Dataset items
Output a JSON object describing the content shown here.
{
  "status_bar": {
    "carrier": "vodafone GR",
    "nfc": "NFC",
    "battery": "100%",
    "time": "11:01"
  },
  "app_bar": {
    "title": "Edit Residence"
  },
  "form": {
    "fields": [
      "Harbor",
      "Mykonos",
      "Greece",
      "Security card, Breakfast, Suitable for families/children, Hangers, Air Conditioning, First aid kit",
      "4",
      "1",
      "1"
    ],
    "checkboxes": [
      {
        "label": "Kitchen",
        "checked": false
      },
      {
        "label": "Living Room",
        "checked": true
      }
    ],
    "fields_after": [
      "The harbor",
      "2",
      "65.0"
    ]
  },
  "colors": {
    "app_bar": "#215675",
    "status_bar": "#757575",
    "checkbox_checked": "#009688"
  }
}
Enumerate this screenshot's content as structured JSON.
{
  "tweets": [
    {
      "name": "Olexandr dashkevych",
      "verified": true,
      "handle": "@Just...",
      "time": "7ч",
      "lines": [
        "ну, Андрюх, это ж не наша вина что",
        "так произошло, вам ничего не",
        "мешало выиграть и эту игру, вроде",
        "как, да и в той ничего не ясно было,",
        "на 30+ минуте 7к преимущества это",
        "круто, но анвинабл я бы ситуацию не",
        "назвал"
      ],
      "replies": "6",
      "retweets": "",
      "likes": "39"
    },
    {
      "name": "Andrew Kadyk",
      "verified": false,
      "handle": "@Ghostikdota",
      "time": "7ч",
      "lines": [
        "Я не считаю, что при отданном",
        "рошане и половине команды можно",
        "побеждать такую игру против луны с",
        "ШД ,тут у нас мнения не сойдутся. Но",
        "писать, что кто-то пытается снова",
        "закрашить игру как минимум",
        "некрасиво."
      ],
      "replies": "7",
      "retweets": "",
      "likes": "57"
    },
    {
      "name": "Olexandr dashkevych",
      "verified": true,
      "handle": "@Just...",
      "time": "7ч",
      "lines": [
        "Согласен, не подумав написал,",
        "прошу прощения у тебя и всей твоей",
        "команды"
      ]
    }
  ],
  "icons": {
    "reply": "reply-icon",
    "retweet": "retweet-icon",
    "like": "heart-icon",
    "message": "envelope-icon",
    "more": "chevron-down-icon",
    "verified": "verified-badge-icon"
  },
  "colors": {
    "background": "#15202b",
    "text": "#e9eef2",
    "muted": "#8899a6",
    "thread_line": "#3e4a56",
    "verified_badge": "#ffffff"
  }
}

Task prompt: Word for word, quote all of the data above.

Output below:
Output a JSON object describing the content shown here.
{
  "status_bar": {
    "carrier": "vodafone GR",
    "nfc": "NFC",
    "battery": "100%",
    "time": "11:01"
  },
  "app_bar": {
    "title": "Edit Residence"
  },
  "form": {
    "fields": [
      "Harbor",
      "Mykonos",
      "Greece",
      "Security card, Breakfast, Suitable for families/children, Hangers, Air Conditioning, First aid kit",
      "4",
      "1",
      "1"
    ],
    "checkboxes": [
      {
        "label": "Kitchen",
        "checked": false
      },
      {
        "label": "Living Room",
        "checked": true
      }
    ],
    "fields_after": [
      "The harbor",
      "2",
      "65.0"
    ]
  },
  "colors": {
    "app_bar": "#215675",
    "status_bar": "#757575",
    "checkbox_checked": "#009688"
  }
}
Enumerate this screenshot's content as structured JSON.
{
  "tweets": [
    {
      "name": "Olexandr dashkevych",
      "verified": true,
      "handle": "@Just...",
      "time": "7ч",
      "lines": [
        "ну, Андрюх, это ж не наша вина что",
        "так произошло, вам ничего не",
        "мешало выиграть и эту игру, вроде",
        "как, да и в той ничего не ясно было,",
        "на 30+ минуте 7к преимущества это",
        "круто, но анвинабл я бы ситуацию не",
        "назвал"
      ],
      "replies": "6",
      "retweets": "",
      "likes": "39"
    },
    {
      "name": "Andrew Kadyk",
      "verified": false,
      "handle": "@Ghostikdota",
      "time": "7ч",
      "lines": [
        "Я не считаю, что при отданном",
        "рошане и половине команды можно",
        "побеждать такую игру против луны с",
        "ШД ,тут у нас мнения не сойдутся. Но",
        "писать, что кто-то пытается снова",
        "закрашить игру как минимум",
        "некрасиво."
      ],
      "replies": "7",
      "retweets": "",
      "likes": "57"
    },
    {
      "name": "Olexandr dashkevych",
      "verified": true,
      "handle": "@Just...",
      "time": "7ч",
      "lines": [
        "Согласен, не подумав написал,",
        "прошу прощения у тебя и всей твоей",
        "команды"
      ]
    }
  ],
  "icons": {
    "reply": "reply-icon",
    "retweet": "retweet-icon",
    "like": "heart-icon",
    "message": "envelope-icon",
    "more": "chevron-down-icon",
    "verified": "verified-badge-icon"
  },
  "colors": {
    "background": "#15202b",
    "text": "#e9eef2",
    "muted": "#8899a6",
    "thread_line": "#3e4a56",
    "verified_badge": "#ffffff"
  }
}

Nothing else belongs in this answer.